→ Supplied text
The judgments of the courts below must be reversed by reason of the exclusion of General Motors' efforts to disclose the real nature of the settlement agreement. It was not an ordinary settlement agreement. By its terms, Feld acquired a direct financial interest in Simmons' lawsuit. The financial interest of parties and witnesses in the success of a party is a proper subject of disclosure by direct evidence or cross-examination. While the alignment of the adversaries was disclosed, the jury did not know the extent of Feld's interest or that it was a financial interest which depended upon the amount of the judgment for Simmons. Feld's direct and substantial monetary interest in the success of Simmons' action against General Motors comes from this part of the contractual agreement Feld had with Simmons:
3. In the event the parties to this agreement are successful in their prosecution of their causes of action against General Motors and a judgment is rendered against General Motors for money damages, and thereafter paid, Feld Truck Leasing Corporation will be entitled to and will receive from the proceeds of such judgment fifty (50%) percent of each dollar recovered, up to $200,000.00. In no event shall Feld Truck Leasing Corporation be entitled to recover under this agreement more than $200,000.00. All sums not attributable to Feld Truck Leasing Corporation under this agreement shall be payable to and the property of plaintiff, Curtis Lee Simmons and his attorneys.
4. Both Curtis Lee Simmons and Feld Truck Leasing Corporation and Hestle Andrew Johnston, Jr. shall bear their own attorneys fees and litigation expense and neither party shall have any financial responsibility for the attorneys fees or litigation expense incurred by the other party.

→ Excerpted records
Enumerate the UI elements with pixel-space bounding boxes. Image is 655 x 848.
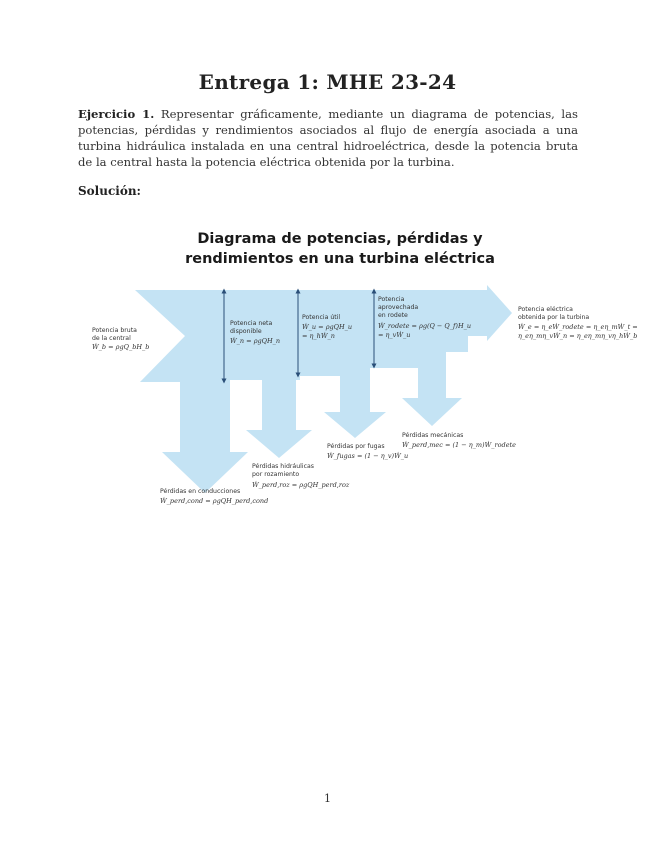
potencia-electrica-formula-2: η_eη_mη_vẆ_n = η_eη_mη_vη_hẆ_b <box>518 332 638 340</box>
perdidas-hidraulicas-label-1: Pérdidas hidráulicas <box>252 463 314 470</box>
potencia-bruta-label-2: de la central <box>92 335 131 342</box>
potencia-rodete-label-1: Potencia <box>378 296 405 303</box>
perdidas-mecanicas-formula: Ẇ_perd,mec = (1 − η_m)Ẇ_rodete <box>402 441 517 449</box>
potencia-rodete-label-3: en rodete <box>378 312 408 319</box>
perdidas-conducciones-label: Pérdidas en conducciones <box>160 488 241 495</box>
diagram-title-line2: rendimientos en una turbina eléctrica <box>185 251 495 267</box>
potencia-electrica-formula-1: Ẇ_e = η_eẆ_rodete = η_eη_mẆ_t = <box>518 323 638 331</box>
loss-arrow-rozamiento <box>246 372 312 458</box>
potencia-neta-formula: Ẇ_n = ρgQH_n <box>230 337 281 345</box>
perdidas-fugas-label: Pérdidas por fugas <box>327 443 385 450</box>
page-number: 1 <box>324 792 331 805</box>
exercise-label: Ejercicio 1. <box>78 107 155 121</box>
diagram-title-line1: Diagrama de potencias, pérdidas y <box>197 231 483 247</box>
potencia-util-label: Potencia útil <box>302 314 341 321</box>
potencia-bruta-formula: Ẇ_b = ρgQ_bH_b <box>92 343 150 351</box>
potencia-util-formula-2: = η_hẆ_n <box>302 332 335 340</box>
potencia-electrica-label-2: obtenida por la turbina <box>518 314 590 321</box>
perdidas-hidraulicas-formula: Ẇ_perd,roz = ρgQH_perd,roz <box>252 481 350 489</box>
perdidas-fugas-formula: Ẇ_fugas = (1 − η_v)Ẇ_u <box>327 452 409 460</box>
potencia-neta-label-1: Potencia neta <box>230 320 273 327</box>
page-title: Entrega 1: MHE 23-24 <box>198 70 457 94</box>
potencia-rodete-label-2: aprovechada <box>378 304 419 311</box>
solution-label: Solución: <box>78 184 141 198</box>
potencia-rodete-formula-1: Ẇ_rodete = ρg(Q − Q_f)H_u <box>378 322 472 330</box>
perdidas-mecanicas-label: Pérdidas mecánicas <box>402 432 464 439</box>
exercise-text: Representar gráficamente, mediante un diagrama de potencias, las potencias, pérdidas y rendimientos asociados al flujo de energía asociada a una turbina hidráulica instalada en una central hidroeléctrica, desde la potencia bruta de la central hasta la potencia eléctrica obtenida por la turbina. <box>78 107 578 169</box>
potencia-rodete-formula-2: = η_vẆ_u <box>378 331 411 339</box>
perdidas-conducciones-formula: Ẇ_perd,cond = ρgQH_perd,cond <box>160 497 269 505</box>
loss-arrow-conducciones <box>162 372 248 493</box>
potencia-electrica-label-1: Potencia eléctrica <box>518 306 573 313</box>
perdidas-hidraulicas-label-2: por rozamiento <box>252 471 300 478</box>
potencia-bruta-label-1: Potencia bruta <box>92 327 137 334</box>
potencia-util-formula-1: Ẇ_u = ρgQH_u <box>302 323 353 331</box>
potencia-neta-label-2: disponible <box>230 328 262 335</box>
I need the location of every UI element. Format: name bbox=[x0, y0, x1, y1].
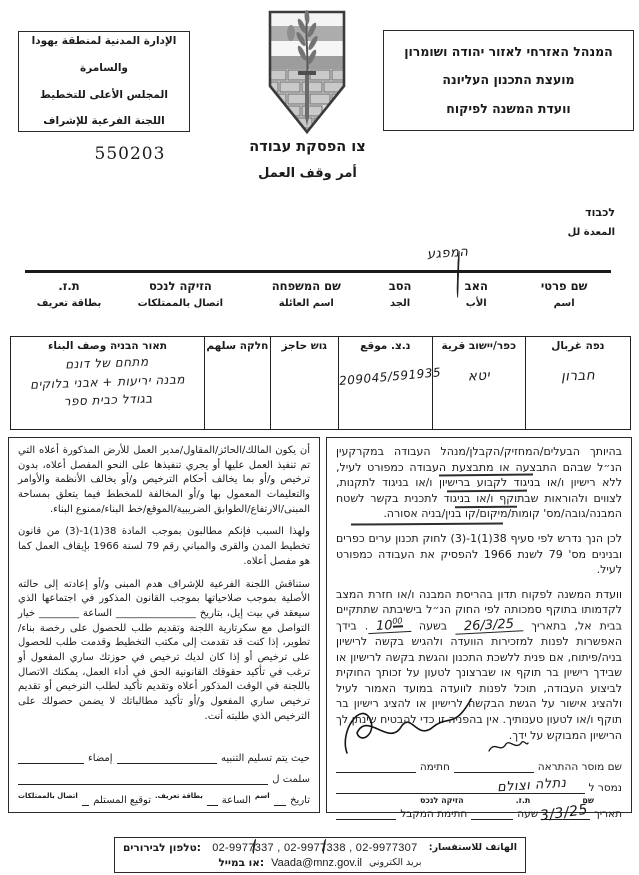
id-small-label: ת.ז. bbox=[515, 796, 531, 806]
relation-small-label-ar: اتصال بالممتلكات bbox=[17, 792, 78, 800]
notice-delivery-label: حيث يتم تسليم التنبيه bbox=[221, 753, 310, 764]
recipient-label-ar: توقيع المستلم bbox=[93, 795, 151, 806]
handwritten-description: מתחם של דונם מבנה יריעות + אבני בלוקים בגודל כבית ספר bbox=[29, 354, 186, 409]
authority-line: الإدارة المدنية لمنطقة يهودا والسامرة bbox=[31, 34, 177, 74]
handwritten-addressee-note: המפגע bbox=[426, 244, 469, 263]
arabic-paragraph-3: ستناقش اللجنة الفرعية للإشراف هدم المبنى و/أو إعادته إلى حالته الأصلية بموجب صلاحياتها بموجب القانون المذكور في اجتماعها الذي سيعقد في بيت إيل، بتاريخ ________________ الساعة ________ خيار التواصل مع سكرتارية اللجنة وتقديم طلب للحصول على رخصة بناء/ تطوير، إذا كنت قد تقدمت إلى مكتب التخطيط وقدمت طلب للحصول على ترخيص أو إذا كان لديك ترخيص في حوزتك ساري المفعول أو ترغب في تأكيد حقوقك القانونية الحق في أداء العمل، يمكنك الاتصال باللجنة في الوقت المذكور أعلاه وتقديم تأكيد لطلب الترخيص أو تقديم ترخيص ساري المفعول و/أو تأكيد مطالباتك لا يضمن حصولك على الترخيص الذي طلبته أنت. bbox=[18, 578, 310, 722]
cell-coordinates: נ.צ. موقع 209045/591935 bbox=[338, 337, 432, 429]
email-line bbox=[123, 857, 517, 869]
email-address: Vaada@mnz.gov.il bbox=[271, 856, 362, 869]
cell-block: גוש حاجز bbox=[270, 337, 338, 429]
date-label-ar: تاريخ bbox=[290, 795, 310, 806]
column-id-number: ת.ז. بطاقة تعريف bbox=[36, 279, 102, 309]
delivered-label: נמסר ל bbox=[588, 782, 622, 795]
military-emblem-icon bbox=[264, 8, 350, 136]
cell-construction-description: תאור הבניה وصف البناء מתחם של דונם מבנה יריעות + אבני בלוקים בגודל כבית ספר bbox=[11, 337, 204, 429]
issuer-name-blank bbox=[454, 759, 534, 773]
document-title-hebrew: צו הפסקת עבודה bbox=[249, 139, 366, 155]
delivered-label-ar: سلمت ل bbox=[272, 774, 310, 785]
date-blank-ar bbox=[274, 792, 286, 806]
column-grandfather: הסב الجد bbox=[388, 279, 412, 309]
authority-line: וועדת המשנה לפיקוח bbox=[446, 100, 571, 116]
contact-info-box bbox=[114, 837, 526, 873]
hebrew-signature-block bbox=[336, 752, 622, 825]
handwritten-coordinates: 209045/591935 bbox=[338, 365, 442, 389]
name-small-label: שם bbox=[582, 796, 594, 806]
date-label: תאריך bbox=[594, 808, 622, 821]
email-label-hebrew: או במייל: bbox=[218, 856, 265, 869]
delivered-blank bbox=[336, 775, 585, 796]
recipient-signature-label: חתימת המקבל bbox=[400, 808, 468, 821]
authority-line: اللجنة الفرعية للإشراف bbox=[43, 115, 165, 128]
arabic-paragraph-1: أن يكون المالك/الحائز/المقاول/مدير العمل للأرض المذكورة أعلاه التي تم تنفيذ العمل عليها أو يجري تنفيذها على النحو المفصل أعلاه، بدون ترخيص و/أو بما يخالف أحكام الترخيص و/أو يخالف الأنظمة والأوامر والتعليمات المعمول بها و/أو المخالفة للمخطط فيما يتعلق بمساحة المبنى/الارتفاع/الطوابق الضريبية/الموقع/خط البناء/ممنوع البناء. bbox=[18, 445, 310, 515]
email-label-arabic: بريد الكتروني bbox=[368, 857, 422, 868]
hour-blank-ar bbox=[207, 792, 218, 806]
id-small-label-ar: بطاقة تعريف. bbox=[154, 792, 203, 800]
persons-table-header bbox=[25, 279, 611, 309]
phone-label-arabic: الهاتف للاستفسار: bbox=[428, 842, 517, 853]
table-rule bbox=[25, 270, 611, 273]
notice-delivery-blank bbox=[117, 750, 217, 764]
hebrew-paragraph-3: וועדת המשנה לפקוח תדון בהריסת המבנה ו/או חזרת המצב לקדמותו בתוקף סמכותה לפי החוק הנ״ל בישיבתה שתתקיים בבית אל, בתאריך 26/3/25 בשעה $10^{00}$. בידך האפשרות לפנות למזכירות הוועדה ולהגיש בקשה לרישיון בניה/פיתוח, אם פנית ללשכת התכנון והגשת בקשה לרישיון או שבידך רישיון בר תוקף או שברצונך לטעון על זכותך החוקית לביצוע העבודה, תוכל לפנות לוועדה במועד האמור לעיל ולהציג אישור על הגשת הבקשה לרישיון או להציג רישיון בר תוקף ו/או לטעון טענותיך. אין בהפניה זו כדי להבטיח שינתן לך הרישיון המבוקש על ידך. bbox=[336, 587, 623, 742]
issuer-name-scribble bbox=[487, 738, 529, 756]
arabic-authority-box bbox=[18, 31, 190, 132]
authority-line: המנהל האזרחי לאזור יהודה ושומרון bbox=[404, 44, 613, 60]
phone-numbers: 02-9977337 , 02-9977338 , 02-9977307 bbox=[212, 841, 418, 854]
arabic-paragraph-2: ولهذا السبب فإنكم مطالبون بموجب المادة 38(1)1-(3) من قانون تخطيط المدن والقرى والمباني رقم 79 لسنة 1966 بإيقاف العمل كما هو مفصل أعلاه. bbox=[18, 526, 310, 567]
relation-small-label: הזיקה לנכס bbox=[419, 796, 464, 806]
authority-line: المجلس الأعلى للتخطيط bbox=[40, 88, 168, 101]
hour-label-ar: الساعة bbox=[221, 795, 251, 806]
hour-blank bbox=[471, 806, 513, 820]
column-property-relation: הזיקה לנכס اتصال بالممتلكات bbox=[137, 279, 224, 309]
arabic-delivery-block bbox=[18, 743, 310, 806]
date-row-ar bbox=[18, 792, 310, 806]
date-blank bbox=[539, 802, 590, 825]
sign-blank bbox=[18, 750, 84, 764]
delivered-to-row-ar bbox=[18, 771, 310, 785]
handwritten-delivered-note: נתלה וצולם bbox=[496, 775, 568, 796]
notice-delivery-row bbox=[18, 750, 310, 764]
issuer-row bbox=[336, 759, 622, 773]
date-row bbox=[336, 802, 622, 825]
addressee-hebrew: לכבוד bbox=[585, 206, 615, 219]
sign-label: إمضاء bbox=[88, 753, 113, 764]
recipient-signature-blank bbox=[336, 806, 396, 820]
handwritten-hearing-date: 26/3/25 bbox=[455, 618, 524, 636]
phone-label-hebrew: טלפון לבירורים: bbox=[123, 841, 201, 854]
delivered-blank-ar bbox=[18, 771, 268, 785]
handwritten-district: חברון bbox=[560, 367, 596, 385]
name-small-label-ar: اسم bbox=[254, 792, 270, 800]
handwritten-delivery-date: 3/3/25 bbox=[539, 802, 590, 825]
recipient-blank-ar bbox=[82, 792, 89, 806]
pen-underline bbox=[351, 522, 503, 525]
cell-parcel: חלקה سلهم bbox=[204, 337, 269, 429]
arabic-order-text-box bbox=[8, 437, 320, 813]
signature-label: חתימה bbox=[419, 761, 450, 774]
column-family-name: שם המשפחה اسم العائلة bbox=[271, 279, 341, 309]
hebrew-order-text-box bbox=[326, 437, 632, 825]
cell-district: נפה غربال חברון bbox=[525, 337, 630, 429]
location-table bbox=[10, 336, 631, 430]
addressee-arabic: المعدة لل bbox=[567, 227, 615, 238]
hebrew-authority-box bbox=[383, 30, 634, 131]
hebrew-paragraph-1: בהיותך הבעלים/המחזיק/הקבלן/מנהל העבודה במקרקעין הנ״ל שבהם התבצעה או מתבצעת העבודה כמפורט לעיל, ללא רישיון ו/או בניגוד לקבוע ברישיון ו/או בניגוד לתקנות, לצווים ולהוראות שבתוקף ו/או בניגוד לתכנית בקשר לשטח המבנה/גובה/מס' קומות/מיקום/קו בנין/בניה אסורה. bbox=[336, 445, 622, 521]
phone-line bbox=[123, 842, 517, 854]
handwritten-village: יטא bbox=[467, 367, 491, 385]
column-father: האב الأب bbox=[464, 279, 488, 309]
issuer-label: שם מוסר ההתראה bbox=[537, 761, 622, 774]
order-number: 550203 bbox=[94, 144, 166, 164]
authority-line: מועצת התכנון העליונה bbox=[442, 72, 575, 88]
signature-blank bbox=[336, 759, 416, 773]
document-title-arabic: أمر وقف العمل bbox=[258, 166, 357, 181]
hour-label: שעה bbox=[517, 808, 539, 821]
delivered-to-row bbox=[336, 775, 622, 796]
hebrew-paragraph-2: לכן הנך נדרש לפי סעיף 38(1)1-(3) לחוק תכנון ערים כפרים ובנינים מס' 79 לשנת 1966 להפסיק את העבודה כמפורט לעיל. bbox=[336, 532, 622, 577]
column-first-name: שם פרטי اسم bbox=[540, 279, 588, 309]
issuer-signature-scribble bbox=[337, 693, 477, 761]
handwritten-hearing-time: $10^{00}$ bbox=[368, 617, 411, 635]
cell-village: כפר/יישוב قرية יטא bbox=[432, 337, 525, 429]
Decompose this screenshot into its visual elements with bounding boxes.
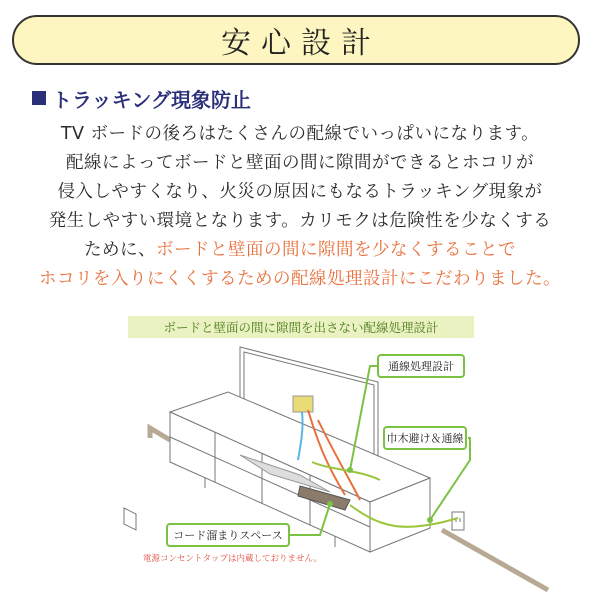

→ Problems to work on
1. According to the opinion on the Feld–Simmons settlement, what is the most Feld Truck Leasing Corporation may recover under the agreement?
2. In the opinion on the Feld–Simmons settlement, reproduce the part that opens with the words containing "4. Both Curtis" and closes with "the other party.", renaming "litigation expense" to "court costs" wherever it occurs.
3. Carry the opinion on the Feld–Simmons settlement forward from its final sentence.

→ Answer list
1. $200,000.00

2.
4. Both Curtis Lee Simmons and Feld Truck Leasing Corporation and Hestle Andrew Johnston, Jr. shall bear their own attorneys fees and court costs and neither party shall have any financial responsibility for the attorneys fees or court costs incurred by the other party.

3.
5. No settlement of the causes of action against General Motors will be effected without the joint consent of all parties to this agreement.
Agreements with a settling defendant who remains a party at the trial and retains a financial stake in the plaintiff's recovery have been called "Mary Carter" agreements since the 1967 Florida decision of Booth v. Mary Carter Paint Co., 202 So.2d 8 (Fla.App. 1967). Some courts have wholly voided the agreements as against public policy. Lum v. Stinnett, 87 Nev. 402, 488 P.2d 347 (1971); Trampe v. Wisconsin Telephone Co., 214 Wis. 210, 252 N.W. 675 (1934). There is no contention in this case that the settlement agreement was void. Most courts that have addressed the issue, while not declaring these agreements void, have permitted the disclosure of the contracts to the jury when offered by a nonsettling defendant. See, e. g., Hemet Dodge v. Gryder, 23 Ariz. App. 523, 534 P.2d 454 (1975); Ward v. Ochoa, 284 So.2d 385 (Fla. 1973); Gatto v. Walgreen Drug Co., 61 Ill.2d 513, 337 N.E.2d 23 (1975); Burkett v. Crulo Trucking Co., 355 N.E.2d 253 (Ind. App. 1976); Grillo v. Burke's Paint Co., 275 Or. 421, 551 P.2d 449 (1976); but see Klotz v. Lee, 36 N.J. Super. 6, 114 A.2d 746 (1955), appeal dismissed, 21 N.J. 148, 121 A.2d 369 (1956).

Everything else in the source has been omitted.